Set task - Which lines have the string "приближенно"? Copy all of them from the entries below.

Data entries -
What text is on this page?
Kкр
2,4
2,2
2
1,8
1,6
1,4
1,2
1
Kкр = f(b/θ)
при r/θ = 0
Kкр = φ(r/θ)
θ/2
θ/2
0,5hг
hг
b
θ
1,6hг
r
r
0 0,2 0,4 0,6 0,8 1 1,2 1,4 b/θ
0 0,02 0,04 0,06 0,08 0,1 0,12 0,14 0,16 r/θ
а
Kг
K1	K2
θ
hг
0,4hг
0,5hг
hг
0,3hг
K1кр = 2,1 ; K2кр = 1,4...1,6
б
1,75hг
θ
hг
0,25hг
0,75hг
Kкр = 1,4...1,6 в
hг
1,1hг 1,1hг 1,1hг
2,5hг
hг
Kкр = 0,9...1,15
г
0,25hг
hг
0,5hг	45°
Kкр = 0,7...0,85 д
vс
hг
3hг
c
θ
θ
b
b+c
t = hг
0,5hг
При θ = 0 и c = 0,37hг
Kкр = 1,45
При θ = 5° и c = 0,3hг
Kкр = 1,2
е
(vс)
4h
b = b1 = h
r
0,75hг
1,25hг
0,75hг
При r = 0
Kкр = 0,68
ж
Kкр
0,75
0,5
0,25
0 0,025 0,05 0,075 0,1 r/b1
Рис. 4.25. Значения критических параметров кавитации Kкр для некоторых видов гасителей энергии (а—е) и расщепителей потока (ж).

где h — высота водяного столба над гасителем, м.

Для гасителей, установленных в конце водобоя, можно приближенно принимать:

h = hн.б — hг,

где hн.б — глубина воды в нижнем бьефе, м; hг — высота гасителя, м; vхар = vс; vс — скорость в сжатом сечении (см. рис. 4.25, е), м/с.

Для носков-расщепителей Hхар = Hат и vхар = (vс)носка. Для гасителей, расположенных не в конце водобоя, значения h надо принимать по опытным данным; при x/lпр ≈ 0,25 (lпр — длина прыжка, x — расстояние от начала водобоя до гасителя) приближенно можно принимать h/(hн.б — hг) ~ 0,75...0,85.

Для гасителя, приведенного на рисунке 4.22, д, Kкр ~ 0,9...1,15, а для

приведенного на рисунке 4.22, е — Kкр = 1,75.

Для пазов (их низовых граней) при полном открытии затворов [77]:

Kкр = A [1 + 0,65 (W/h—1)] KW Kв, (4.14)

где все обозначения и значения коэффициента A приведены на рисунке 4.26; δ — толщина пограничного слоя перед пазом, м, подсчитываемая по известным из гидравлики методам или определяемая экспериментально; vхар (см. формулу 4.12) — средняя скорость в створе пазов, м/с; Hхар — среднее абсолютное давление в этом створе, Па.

Output for this exercise -
Для гасителей, установленных в конце водобоя, можно приближенно принимать:
Для носков-расщепителей Hхар = Hат и vхар = (vс)носка. Для гасителей, расположенных не в конце водобоя, значения h надо принимать по опытным данным; при x/lпр ≈ 0,25 (lпр — длина прыжка, x — расстояние от начала водобоя до гасителя) приближенно можно принимать h/(hн.б — hг) ~ 0,75...0,85.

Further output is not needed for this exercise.